* **WHAT YOU ARE ASKED TO DO**: Go through each line of the records below and count those with the word "Daily". Give only the count.

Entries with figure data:
———

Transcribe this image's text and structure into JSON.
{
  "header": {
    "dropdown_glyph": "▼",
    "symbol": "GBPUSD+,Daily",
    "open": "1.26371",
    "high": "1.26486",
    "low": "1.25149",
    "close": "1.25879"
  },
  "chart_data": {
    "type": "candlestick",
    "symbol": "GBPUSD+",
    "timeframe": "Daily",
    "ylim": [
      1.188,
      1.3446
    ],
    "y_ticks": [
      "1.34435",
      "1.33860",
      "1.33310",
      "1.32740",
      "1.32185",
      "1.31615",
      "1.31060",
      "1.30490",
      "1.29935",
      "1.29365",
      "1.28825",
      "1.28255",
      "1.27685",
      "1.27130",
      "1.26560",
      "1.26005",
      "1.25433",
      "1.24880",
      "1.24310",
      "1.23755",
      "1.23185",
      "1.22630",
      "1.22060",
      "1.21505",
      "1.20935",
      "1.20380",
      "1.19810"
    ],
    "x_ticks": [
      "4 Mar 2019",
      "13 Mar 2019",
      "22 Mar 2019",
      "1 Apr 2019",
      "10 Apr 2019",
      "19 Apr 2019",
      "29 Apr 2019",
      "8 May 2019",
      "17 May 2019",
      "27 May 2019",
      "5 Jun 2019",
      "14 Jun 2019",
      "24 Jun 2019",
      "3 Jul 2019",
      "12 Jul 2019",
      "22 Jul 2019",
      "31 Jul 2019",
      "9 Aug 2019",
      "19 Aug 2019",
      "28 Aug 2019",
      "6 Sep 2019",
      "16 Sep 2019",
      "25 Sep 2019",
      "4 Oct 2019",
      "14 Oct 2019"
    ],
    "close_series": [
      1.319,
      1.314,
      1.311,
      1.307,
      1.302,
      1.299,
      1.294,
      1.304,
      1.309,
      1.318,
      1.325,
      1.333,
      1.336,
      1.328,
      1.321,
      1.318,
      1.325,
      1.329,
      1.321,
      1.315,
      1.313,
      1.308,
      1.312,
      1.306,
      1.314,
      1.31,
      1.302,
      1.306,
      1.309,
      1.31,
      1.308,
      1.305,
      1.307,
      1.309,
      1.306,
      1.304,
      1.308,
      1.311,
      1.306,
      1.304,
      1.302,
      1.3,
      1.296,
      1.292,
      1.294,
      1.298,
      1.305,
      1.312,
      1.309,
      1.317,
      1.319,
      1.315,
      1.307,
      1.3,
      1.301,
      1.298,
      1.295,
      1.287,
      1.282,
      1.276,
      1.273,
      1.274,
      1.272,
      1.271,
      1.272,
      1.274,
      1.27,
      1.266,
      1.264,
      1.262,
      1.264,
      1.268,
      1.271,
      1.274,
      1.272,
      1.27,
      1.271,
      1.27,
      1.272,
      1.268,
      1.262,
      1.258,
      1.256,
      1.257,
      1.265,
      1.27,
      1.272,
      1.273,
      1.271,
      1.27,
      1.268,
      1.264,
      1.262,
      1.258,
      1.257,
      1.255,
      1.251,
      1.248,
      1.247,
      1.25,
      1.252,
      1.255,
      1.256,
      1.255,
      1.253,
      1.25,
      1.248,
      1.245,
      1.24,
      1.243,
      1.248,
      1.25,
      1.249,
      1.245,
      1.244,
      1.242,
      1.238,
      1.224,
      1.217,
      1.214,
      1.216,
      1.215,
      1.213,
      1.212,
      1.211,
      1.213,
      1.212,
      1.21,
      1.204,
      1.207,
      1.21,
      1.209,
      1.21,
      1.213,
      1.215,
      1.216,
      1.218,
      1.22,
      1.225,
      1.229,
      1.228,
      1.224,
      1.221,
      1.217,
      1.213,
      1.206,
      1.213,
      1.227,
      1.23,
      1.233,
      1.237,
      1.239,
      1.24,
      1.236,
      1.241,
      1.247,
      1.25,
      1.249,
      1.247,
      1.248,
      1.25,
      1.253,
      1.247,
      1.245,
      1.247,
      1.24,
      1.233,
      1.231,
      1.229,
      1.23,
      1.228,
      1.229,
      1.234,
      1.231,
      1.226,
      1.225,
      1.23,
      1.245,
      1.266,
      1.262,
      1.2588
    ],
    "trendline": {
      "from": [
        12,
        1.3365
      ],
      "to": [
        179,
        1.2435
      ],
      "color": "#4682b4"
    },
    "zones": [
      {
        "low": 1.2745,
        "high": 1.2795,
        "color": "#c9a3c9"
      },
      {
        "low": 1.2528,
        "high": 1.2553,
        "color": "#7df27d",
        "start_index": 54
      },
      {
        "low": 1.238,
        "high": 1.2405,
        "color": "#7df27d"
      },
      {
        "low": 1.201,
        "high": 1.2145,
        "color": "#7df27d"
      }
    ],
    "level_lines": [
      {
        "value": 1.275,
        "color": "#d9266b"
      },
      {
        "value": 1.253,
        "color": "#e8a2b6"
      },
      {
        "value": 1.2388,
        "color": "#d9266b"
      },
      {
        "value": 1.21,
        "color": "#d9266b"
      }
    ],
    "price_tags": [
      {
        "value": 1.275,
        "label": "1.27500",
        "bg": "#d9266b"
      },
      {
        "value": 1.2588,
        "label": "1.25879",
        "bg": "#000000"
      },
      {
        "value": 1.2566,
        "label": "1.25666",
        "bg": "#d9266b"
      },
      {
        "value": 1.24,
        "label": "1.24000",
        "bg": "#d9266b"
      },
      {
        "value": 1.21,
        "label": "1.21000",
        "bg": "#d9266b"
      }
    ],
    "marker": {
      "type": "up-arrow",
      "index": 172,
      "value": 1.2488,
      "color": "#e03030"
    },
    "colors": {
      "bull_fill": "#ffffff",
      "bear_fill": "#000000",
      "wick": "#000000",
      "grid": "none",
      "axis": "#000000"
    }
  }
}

———

* **REPLY TO THE EXERCISE**: 2